**Task goal**
Can you transcribe every entry word for word, skipping the images?

**** Provided entries ****

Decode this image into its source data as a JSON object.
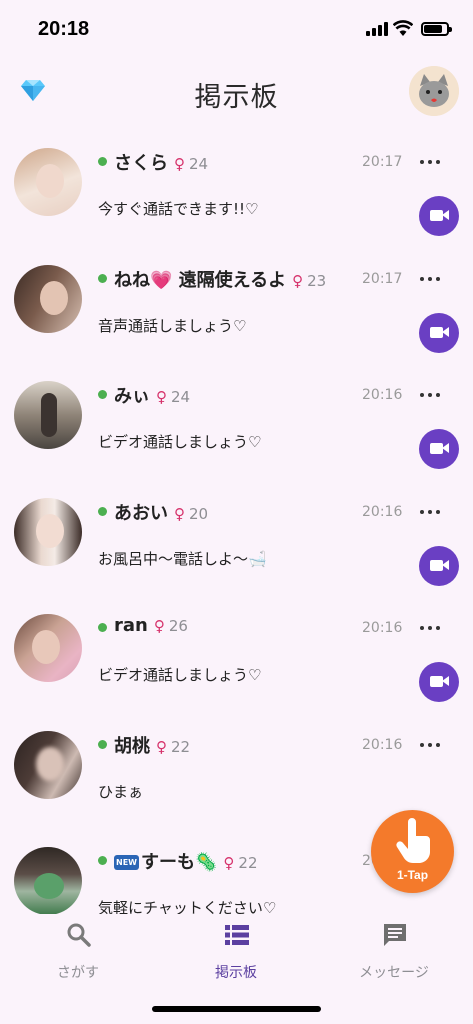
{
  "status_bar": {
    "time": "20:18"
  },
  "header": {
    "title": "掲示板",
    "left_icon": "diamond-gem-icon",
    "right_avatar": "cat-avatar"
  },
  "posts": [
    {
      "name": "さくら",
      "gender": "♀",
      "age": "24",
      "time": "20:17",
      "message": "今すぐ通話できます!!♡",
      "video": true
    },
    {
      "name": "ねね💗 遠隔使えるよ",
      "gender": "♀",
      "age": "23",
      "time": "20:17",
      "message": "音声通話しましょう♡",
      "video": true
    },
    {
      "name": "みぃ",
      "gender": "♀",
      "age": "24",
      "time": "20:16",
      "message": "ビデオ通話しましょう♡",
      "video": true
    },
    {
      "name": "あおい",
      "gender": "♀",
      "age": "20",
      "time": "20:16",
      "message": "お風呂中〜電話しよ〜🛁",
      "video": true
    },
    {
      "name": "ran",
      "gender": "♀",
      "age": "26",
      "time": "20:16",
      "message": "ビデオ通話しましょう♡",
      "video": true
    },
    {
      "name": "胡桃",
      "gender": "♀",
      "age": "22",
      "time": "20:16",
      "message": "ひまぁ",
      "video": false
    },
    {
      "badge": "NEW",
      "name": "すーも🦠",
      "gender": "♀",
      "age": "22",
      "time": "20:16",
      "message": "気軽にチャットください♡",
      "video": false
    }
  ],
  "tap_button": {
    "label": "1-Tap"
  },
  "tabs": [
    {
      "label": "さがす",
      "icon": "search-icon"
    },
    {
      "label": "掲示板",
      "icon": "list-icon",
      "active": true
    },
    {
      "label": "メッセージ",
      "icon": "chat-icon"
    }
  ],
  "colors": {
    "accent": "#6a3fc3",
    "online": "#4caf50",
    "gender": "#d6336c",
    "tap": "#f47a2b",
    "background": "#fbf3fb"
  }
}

****

**Response to the exercise**
Decode this image into its source data as a JSON object.
{
  "status_bar": {
    "time": "20:18"
  },
  "header": {
    "title": "掲示板",
    "left_icon": "diamond-gem-icon",
    "right_avatar": "cat-avatar"
  },
  "posts": [
    {
      "name": "さくら",
      "gender": "♀",
      "age": "24",
      "time": "20:17",
      "message": "今すぐ通話できます!!♡",
      "video": true
    },
    {
      "name": "ねね💗 遠隔使えるよ",
      "gender": "♀",
      "age": "23",
      "time": "20:17",
      "message": "音声通話しましょう♡",
      "video": true
    },
    {
      "name": "みぃ",
      "gender": "♀",
      "age": "24",
      "time": "20:16",
      "message": "ビデオ通話しましょう♡",
      "video": true
    },
    {
      "name": "あおい",
      "gender": "♀",
      "age": "20",
      "time": "20:16",
      "message": "お風呂中〜電話しよ〜🛁",
      "video": true
    },
    {
      "name": "ran",
      "gender": "♀",
      "age": "26",
      "time": "20:16",
      "message": "ビデオ通話しましょう♡",
      "video": true
    },
    {
      "name": "胡桃",
      "gender": "♀",
      "age": "22",
      "time": "20:16",
      "message": "ひまぁ",
      "video": false
    },
    {
      "badge": "NEW",
      "name": "すーも🦠",
      "gender": "♀",
      "age": "22",
      "time": "20:16",
      "message": "気軽にチャットください♡",
      "video": false
    }
  ],
  "tap_button": {
    "label": "1-Tap"
  },
  "tabs": [
    {
      "label": "さがす",
      "icon": "search-icon"
    },
    {
      "label": "掲示板",
      "icon": "list-icon",
      "active": true
    },
    {
      "label": "メッセージ",
      "icon": "chat-icon"
    }
  ],
  "colors": {
    "accent": "#6a3fc3",
    "online": "#4caf50",
    "gender": "#d6336c",
    "tap": "#f47a2b",
    "background": "#fbf3fb"
  }
}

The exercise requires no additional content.